**What this task involves:** Exactly the lines from the line containing "Output the text content of this document." through the final line of the entries below must be returned, and only those, without pictures.

**Supplied records:**

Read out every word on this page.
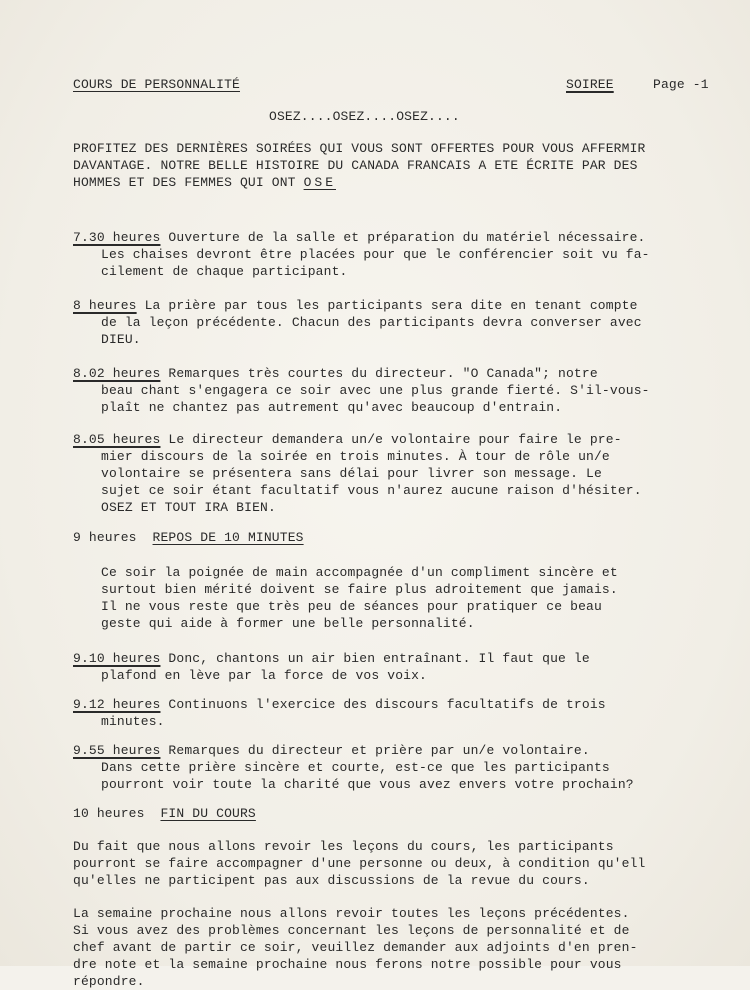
COURS DE PERSONNALITÉ	SOIREE	Page -1
OSEZ....OSEZ....OSEZ....
PROFITEZ DES DERNIÈRES SOIRÉES QUI VOUS SONT OFFERTES POUR VOUS AFFERMIR
DAVANTAGE. NOTRE BELLE HISTOIRE DU CANADA FRANCAIS A ETE ÉCRITE PAR DES
HOMMES ET DES FEMMES QUI ONT OSE
7.30 heures Ouverture de la salle et préparation du matériel nécessaire.
Les chaises devront être placées pour que le conférencier soit vu fa-
cilement de chaque participant.
8 heures La prière par tous les participants sera dite en tenant compte
de la leçon précédente. Chacun des participants devra converser avec
DIEU.
8.02 heures Remarques très courtes du directeur. "O Canada"; notre
beau chant s'engagera ce soir avec une plus grande fierté. S'il-vous-
plaît ne chantez pas autrement qu'avec beaucoup d'entrain.
8.05 heures Le directeur demandera un/e volontaire pour faire le pre-
mier discours de la soirée en trois minutes. À tour de rôle un/e
volontaire se présentera sans délai pour livrer son message. Le
sujet ce soir étant facultatif vous n'aurez aucune raison d'hésiter.
OSEZ ET TOUT IRA BIEN.
9 heures REPOS DE 10 MINUTES
Ce soir la poignée de main accompagnée d'un compliment sincère et
surtout bien mérité doivent se faire plus adroitement que jamais.
Il ne vous reste que très peu de séances pour pratiquer ce beau
geste qui aide à former une belle personnalité.
9.10 heures Donc, chantons un air bien entraînant. Il faut que le
plafond en lève par la force de vos voix.
9.12 heures Continuons l'exercice des discours facultatifs de trois
minutes.
9.55 heures Remarques du directeur et prière par un/e volontaire.
Dans cette prière sincère et courte, est-ce que les participants
pourront voir toute la charité que vous avez envers votre prochain?
10 heures FIN DU COURS
Du fait que nous allons revoir les leçons du cours, les participants
pourront se faire accompagner d'une personne ou deux, à condition qu'ell
qu'elles ne participent pas aux discussions de la revue du cours.
La semaine prochaine nous allons revoir toutes les leçons précédentes.
Si vous avez des problèmes concernant les leçons de personnalité et de
chef avant de partir ce soir, veuillez demander aux adjoints d'en pren-
dre note et la semaine prochaine nous ferons notre possible pour vous
répondre.
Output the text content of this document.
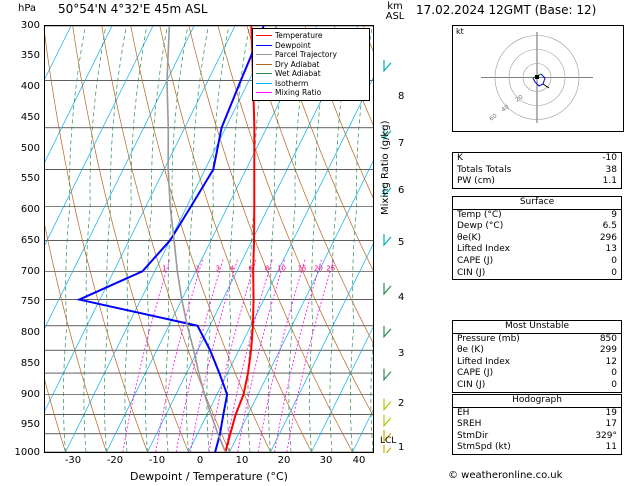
hPa 50°54'N 4°32'E 45m ASL	km
ASL 17.02.2024 12GMT (Base: 12)
300
350
400
450
500
550
600
650
700
750
800
850
900
950
1000
1	2 3 4 6 8 10 15 20 25
Temperature
Dewpoint
Parcel Trajectory
Dry Adiabat
Wet Adiabat
Isotherm
Mixing Ratio
-30	-20	-10	0	10	20	30	40
Dewpoint / Temperature (°C)
8
7
6
5
4
3
2
1
LCL
Mixing Ratio (g/kg)
kt
20
40
60
K	-10
Totals Totals	38
PW (cm)	1.1
Surface
Temp (°C)	9
Dewp (°C)	6.5
θe(K)	296
Lifted Index	13
CAPE (J)	0
CIN (J)	0
Most Unstable
Pressure (mb)	850
θe (K)	299
Lifted Index	12
CAPE (J)	0
CIN (J)	0
Hodograph
EH	19
SREH	17
StmDir	329°
StmSpd (kt)	11
© weatheronline.co.uk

**Solution for this problem:**
Output the text content of this document.
hPa 50°54'N 4°32'E 45m ASL	km
ASL 17.02.2024 12GMT (Base: 12)
300
350
400
450
500
550
600
650
700
750
800
850
900
950
1000
1	2 3 4 6 8 10 15 20 25
Temperature
Dewpoint
Parcel Trajectory
Dry Adiabat
Wet Adiabat
Isotherm
Mixing Ratio
-30	-20	-10	0	10	20	30	40
Dewpoint / Temperature (°C)
8
7
6
5
4
3
2
1
LCL
Mixing Ratio (g/kg)
kt
20
40
60
K	-10
Totals Totals	38
PW (cm)	1.1
Surface
Temp (°C)	9
Dewp (°C)	6.5
θe(K)	296
Lifted Index	13
CAPE (J)	0
CIN (J)	0
Most Unstable
Pressure (mb)	850
θe (K)	299
Lifted Index	12
CAPE (J)	0
CIN (J)	0
Hodograph
EH	19
SREH	17
StmDir	329°
StmSpd (kt)	11
© weatheronline.co.uk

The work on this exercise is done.